(Records excerpted from a collection)
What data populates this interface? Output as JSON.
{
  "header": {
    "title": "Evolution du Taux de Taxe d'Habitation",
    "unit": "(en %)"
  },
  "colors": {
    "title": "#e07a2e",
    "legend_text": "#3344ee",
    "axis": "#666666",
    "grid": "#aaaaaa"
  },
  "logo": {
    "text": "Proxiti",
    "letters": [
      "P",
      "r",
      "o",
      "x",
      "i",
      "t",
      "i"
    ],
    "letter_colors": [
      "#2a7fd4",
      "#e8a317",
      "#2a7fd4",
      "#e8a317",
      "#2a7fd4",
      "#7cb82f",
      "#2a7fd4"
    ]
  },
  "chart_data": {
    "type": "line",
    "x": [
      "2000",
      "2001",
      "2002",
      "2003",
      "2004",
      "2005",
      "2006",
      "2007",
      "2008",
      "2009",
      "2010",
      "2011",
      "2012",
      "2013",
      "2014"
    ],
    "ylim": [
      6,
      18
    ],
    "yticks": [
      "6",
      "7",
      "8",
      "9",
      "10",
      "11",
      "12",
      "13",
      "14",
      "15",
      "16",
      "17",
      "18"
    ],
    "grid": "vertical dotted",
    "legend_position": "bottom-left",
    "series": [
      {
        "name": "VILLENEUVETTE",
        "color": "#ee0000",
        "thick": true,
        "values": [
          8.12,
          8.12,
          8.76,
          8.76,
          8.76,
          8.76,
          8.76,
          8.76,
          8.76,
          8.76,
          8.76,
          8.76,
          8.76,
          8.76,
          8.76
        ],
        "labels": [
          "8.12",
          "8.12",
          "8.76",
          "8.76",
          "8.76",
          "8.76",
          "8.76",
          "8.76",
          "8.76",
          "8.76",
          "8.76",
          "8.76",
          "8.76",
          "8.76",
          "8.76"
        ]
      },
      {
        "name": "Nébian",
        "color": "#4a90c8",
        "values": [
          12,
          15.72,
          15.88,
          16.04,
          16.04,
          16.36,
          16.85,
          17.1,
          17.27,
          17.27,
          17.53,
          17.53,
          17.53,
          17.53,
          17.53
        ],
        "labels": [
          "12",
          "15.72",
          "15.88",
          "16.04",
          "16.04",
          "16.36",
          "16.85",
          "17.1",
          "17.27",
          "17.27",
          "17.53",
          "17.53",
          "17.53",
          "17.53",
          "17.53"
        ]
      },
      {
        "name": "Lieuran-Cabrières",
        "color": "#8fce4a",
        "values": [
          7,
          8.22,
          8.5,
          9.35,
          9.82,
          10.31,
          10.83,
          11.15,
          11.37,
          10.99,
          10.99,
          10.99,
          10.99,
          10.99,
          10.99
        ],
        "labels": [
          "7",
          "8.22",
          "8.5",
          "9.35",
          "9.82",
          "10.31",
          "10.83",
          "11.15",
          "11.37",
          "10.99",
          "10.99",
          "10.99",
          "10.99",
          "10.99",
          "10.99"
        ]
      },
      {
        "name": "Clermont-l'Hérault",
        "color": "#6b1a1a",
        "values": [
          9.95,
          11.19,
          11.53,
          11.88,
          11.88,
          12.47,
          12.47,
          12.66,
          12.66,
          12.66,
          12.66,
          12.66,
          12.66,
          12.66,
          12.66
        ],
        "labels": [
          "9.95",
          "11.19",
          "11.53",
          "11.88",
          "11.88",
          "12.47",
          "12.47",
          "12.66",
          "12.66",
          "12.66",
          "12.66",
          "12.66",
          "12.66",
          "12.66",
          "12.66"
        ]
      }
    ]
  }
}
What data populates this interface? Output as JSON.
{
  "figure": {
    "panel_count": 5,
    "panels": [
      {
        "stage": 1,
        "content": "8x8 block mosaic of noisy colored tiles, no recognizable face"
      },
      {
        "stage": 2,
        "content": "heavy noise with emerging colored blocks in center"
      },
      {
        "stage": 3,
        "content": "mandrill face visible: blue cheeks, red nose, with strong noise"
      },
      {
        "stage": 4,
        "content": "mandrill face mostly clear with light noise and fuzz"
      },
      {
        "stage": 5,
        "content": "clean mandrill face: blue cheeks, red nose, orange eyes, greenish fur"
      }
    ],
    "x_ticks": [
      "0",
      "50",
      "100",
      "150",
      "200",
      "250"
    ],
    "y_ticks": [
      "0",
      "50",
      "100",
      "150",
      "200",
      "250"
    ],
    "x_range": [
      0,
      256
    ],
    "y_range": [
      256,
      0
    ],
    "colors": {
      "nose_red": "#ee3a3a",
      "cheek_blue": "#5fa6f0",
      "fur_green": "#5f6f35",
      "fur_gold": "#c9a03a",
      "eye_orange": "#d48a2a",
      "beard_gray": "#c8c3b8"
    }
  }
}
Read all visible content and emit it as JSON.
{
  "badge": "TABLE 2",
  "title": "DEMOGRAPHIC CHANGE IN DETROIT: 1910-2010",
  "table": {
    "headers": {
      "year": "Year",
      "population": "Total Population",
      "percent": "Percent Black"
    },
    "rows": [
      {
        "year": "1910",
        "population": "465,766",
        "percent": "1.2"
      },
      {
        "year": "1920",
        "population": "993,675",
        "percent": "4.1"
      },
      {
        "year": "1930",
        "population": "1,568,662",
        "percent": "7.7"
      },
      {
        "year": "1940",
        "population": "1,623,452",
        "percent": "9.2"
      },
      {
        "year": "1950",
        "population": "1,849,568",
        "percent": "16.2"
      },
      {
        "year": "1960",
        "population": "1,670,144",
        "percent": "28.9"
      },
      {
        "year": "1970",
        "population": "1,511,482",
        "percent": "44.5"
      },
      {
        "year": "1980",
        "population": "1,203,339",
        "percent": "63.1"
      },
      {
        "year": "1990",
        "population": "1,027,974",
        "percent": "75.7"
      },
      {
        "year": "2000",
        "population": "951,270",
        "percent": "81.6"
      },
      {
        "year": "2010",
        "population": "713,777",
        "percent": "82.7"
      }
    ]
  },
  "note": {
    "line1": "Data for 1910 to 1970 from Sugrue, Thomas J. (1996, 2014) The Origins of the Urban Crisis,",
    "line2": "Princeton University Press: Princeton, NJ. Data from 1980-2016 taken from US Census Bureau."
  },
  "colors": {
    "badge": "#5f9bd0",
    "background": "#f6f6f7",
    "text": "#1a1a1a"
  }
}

*Task to complete*: Quote all the records. Keep every word exact.

*Response to the exercise*:
What data populates this interface? Output as JSON.
{
  "header": {
    "title": "Evolution du Taux de Taxe d'Habitation",
    "unit": "(en %)"
  },
  "colors": {
    "title": "#e07a2e",
    "legend_text": "#3344ee",
    "axis": "#666666",
    "grid": "#aaaaaa"
  },
  "logo": {
    "text": "Proxiti",
    "letters": [
      "P",
      "r",
      "o",
      "x",
      "i",
      "t",
      "i"
    ],
    "letter_colors": [
      "#2a7fd4",
      "#e8a317",
      "#2a7fd4",
      "#e8a317",
      "#2a7fd4",
      "#7cb82f",
      "#2a7fd4"
    ]
  },
  "chart_data": {
    "type": "line",
    "x": [
      "2000",
      "2001",
      "2002",
      "2003",
      "2004",
      "2005",
      "2006",
      "2007",
      "2008",
      "2009",
      "2010",
      "2011",
      "2012",
      "2013",
      "2014"
    ],
    "ylim": [
      6,
      18
    ],
    "yticks": [
      "6",
      "7",
      "8",
      "9",
      "10",
      "11",
      "12",
      "13",
      "14",
      "15",
      "16",
      "17",
      "18"
    ],
    "grid": "vertical dotted",
    "legend_position": "bottom-left",
    "series": [
      {
        "name": "VILLENEUVETTE",
        "color": "#ee0000",
        "thick": true,
        "values": [
          8.12,
          8.12,
          8.76,
          8.76,
          8.76,
          8.76,
          8.76,
          8.76,
          8.76,
          8.76,
          8.76,
          8.76,
          8.76,
          8.76,
          8.76
        ],
        "labels": [
          "8.12",
          "8.12",
          "8.76",
          "8.76",
          "8.76",
          "8.76",
          "8.76",
          "8.76",
          "8.76",
          "8.76",
          "8.76",
          "8.76",
          "8.76",
          "8.76",
          "8.76"
        ]
      },
      {
        "name": "Nébian",
        "color": "#4a90c8",
        "values": [
          12,
          15.72,
          15.88,
          16.04,
          16.04,
          16.36,
          16.85,
          17.1,
          17.27,
          17.27,
          17.53,
          17.53,
          17.53,
          17.53,
          17.53
        ],
        "labels": [
          "12",
          "15.72",
          "15.88",
          "16.04",
          "16.04",
          "16.36",
          "16.85",
          "17.1",
          "17.27",
          "17.27",
          "17.53",
          "17.53",
          "17.53",
          "17.53",
          "17.53"
        ]
      },
      {
        "name": "Lieuran-Cabrières",
        "color": "#8fce4a",
        "values": [
          7,
          8.22,
          8.5,
          9.35,
          9.82,
          10.31,
          10.83,
          11.15,
          11.37,
          10.99,
          10.99,
          10.99,
          10.99,
          10.99,
          10.99
        ],
        "labels": [
          "7",
          "8.22",
          "8.5",
          "9.35",
          "9.82",
          "10.31",
          "10.83",
          "11.15",
          "11.37",
          "10.99",
          "10.99",
          "10.99",
          "10.99",
          "10.99",
          "10.99"
        ]
      },
      {
        "name": "Clermont-l'Hérault",
        "color": "#6b1a1a",
        "values": [
          9.95,
          11.19,
          11.53,
          11.88,
          11.88,
          12.47,
          12.47,
          12.66,
          12.66,
          12.66,
          12.66,
          12.66,
          12.66,
          12.66,
          12.66
        ],
        "labels": [
          "9.95",
          "11.19",
          "11.53",
          "11.88",
          "11.88",
          "12.47",
          "12.47",
          "12.66",
          "12.66",
          "12.66",
          "12.66",
          "12.66",
          "12.66",
          "12.66",
          "12.66"
        ]
      }
    ]
  }
}
What data populates this interface? Output as JSON.
{
  "figure": {
    "panel_count": 5,
    "panels": [
      {
        "stage": 1,
        "content": "8x8 block mosaic of noisy colored tiles, no recognizable face"
      },
      {
        "stage": 2,
        "content": "heavy noise with emerging colored blocks in center"
      },
      {
        "stage": 3,
        "content": "mandrill face visible: blue cheeks, red nose, with strong noise"
      },
      {
        "stage": 4,
        "content": "mandrill face mostly clear with light noise and fuzz"
      },
      {
        "stage": 5,
        "content": "clean mandrill face: blue cheeks, red nose, orange eyes, greenish fur"
      }
    ],
    "x_ticks": [
      "0",
      "50",
      "100",
      "150",
      "200",
      "250"
    ],
    "y_ticks": [
      "0",
      "50",
      "100",
      "150",
      "200",
      "250"
    ],
    "x_range": [
      0,
      256
    ],
    "y_range": [
      256,
      0
    ],
    "colors": {
      "nose_red": "#ee3a3a",
      "cheek_blue": "#5fa6f0",
      "fur_green": "#5f6f35",
      "fur_gold": "#c9a03a",
      "eye_orange": "#d48a2a",
      "beard_gray": "#c8c3b8"
    }
  }
}
Read all visible content and emit it as JSON.
{
  "badge": "TABLE 2",
  "title": "DEMOGRAPHIC CHANGE IN DETROIT: 1910-2010",
  "table": {
    "headers": {
      "year": "Year",
      "population": "Total Population",
      "percent": "Percent Black"
    },
    "rows": [
      {
        "year": "1910",
        "population": "465,766",
        "percent": "1.2"
      },
      {
        "year": "1920",
        "population": "993,675",
        "percent": "4.1"
      },
      {
        "year": "1930",
        "population": "1,568,662",
        "percent": "7.7"
      },
      {
        "year": "1940",
        "population": "1,623,452",
        "percent": "9.2"
      },
      {
        "year": "1950",
        "population": "1,849,568",
        "percent": "16.2"
      },
      {
        "year": "1960",
        "population": "1,670,144",
        "percent": "28.9"
      },
      {
        "year": "1970",
        "population": "1,511,482",
        "percent": "44.5"
      },
      {
        "year": "1980",
        "population": "1,203,339",
        "percent": "63.1"
      },
      {
        "year": "1990",
        "population": "1,027,974",
        "percent": "75.7"
      },
      {
        "year": "2000",
        "population": "951,270",
        "percent": "81.6"
      },
      {
        "year": "2010",
        "population": "713,777",
        "percent": "82.7"
      }
    ]
  },
  "note": {
    "line1": "Data for 1910 to 1970 from Sugrue, Thomas J. (1996, 2014) The Origins of the Urban Crisis,",
    "line2": "Princeton University Press: Princeton, NJ. Data from 1980-2016 taken from US Census Bureau."
  },
  "colors": {
    "badge": "#5f9bd0",
    "background": "#f6f6f7",
    "text": "#1a1a1a"
  }
}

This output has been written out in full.